Required work: Look through the data below. Show each line where the string "name" occurs.

[START Records supplied]

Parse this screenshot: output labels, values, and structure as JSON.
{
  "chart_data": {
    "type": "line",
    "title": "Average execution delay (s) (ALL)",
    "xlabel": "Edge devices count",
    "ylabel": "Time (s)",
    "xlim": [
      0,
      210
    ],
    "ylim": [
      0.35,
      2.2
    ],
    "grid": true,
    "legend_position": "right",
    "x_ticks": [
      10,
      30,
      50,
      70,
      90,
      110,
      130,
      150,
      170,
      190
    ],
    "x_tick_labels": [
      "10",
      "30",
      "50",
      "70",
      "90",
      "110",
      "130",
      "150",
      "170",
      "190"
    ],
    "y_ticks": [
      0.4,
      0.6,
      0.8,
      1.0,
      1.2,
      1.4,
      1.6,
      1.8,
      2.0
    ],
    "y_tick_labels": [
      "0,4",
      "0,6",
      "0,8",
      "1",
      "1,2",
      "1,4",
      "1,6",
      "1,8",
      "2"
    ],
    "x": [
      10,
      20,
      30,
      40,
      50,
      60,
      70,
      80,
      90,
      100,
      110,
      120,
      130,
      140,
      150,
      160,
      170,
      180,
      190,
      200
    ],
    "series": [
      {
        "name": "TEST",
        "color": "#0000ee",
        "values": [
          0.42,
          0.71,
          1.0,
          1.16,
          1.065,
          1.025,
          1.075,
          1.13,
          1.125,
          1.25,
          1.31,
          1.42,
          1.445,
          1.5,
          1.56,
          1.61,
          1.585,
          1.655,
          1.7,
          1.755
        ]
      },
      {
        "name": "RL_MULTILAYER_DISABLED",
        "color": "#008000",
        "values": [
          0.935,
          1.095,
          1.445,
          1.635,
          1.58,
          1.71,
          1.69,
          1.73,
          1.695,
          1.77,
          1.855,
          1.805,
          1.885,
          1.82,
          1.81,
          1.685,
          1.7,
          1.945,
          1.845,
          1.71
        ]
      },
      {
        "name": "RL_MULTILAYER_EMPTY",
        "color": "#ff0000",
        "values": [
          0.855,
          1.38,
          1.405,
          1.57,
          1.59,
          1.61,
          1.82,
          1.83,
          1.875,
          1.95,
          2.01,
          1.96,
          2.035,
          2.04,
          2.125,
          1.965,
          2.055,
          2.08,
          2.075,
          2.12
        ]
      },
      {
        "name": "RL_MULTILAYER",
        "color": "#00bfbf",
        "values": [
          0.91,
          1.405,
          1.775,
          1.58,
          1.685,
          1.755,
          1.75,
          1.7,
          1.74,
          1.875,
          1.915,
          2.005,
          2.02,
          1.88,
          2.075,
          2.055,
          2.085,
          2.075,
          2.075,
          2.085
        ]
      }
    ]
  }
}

[END Records supplied]

Answer below:
        "name": "TEST",
        "name": "RL_MULTILAYER_DISABLED",
        "name": "RL_MULTILAYER_EMPTY",
        "name": "RL_MULTILAYER",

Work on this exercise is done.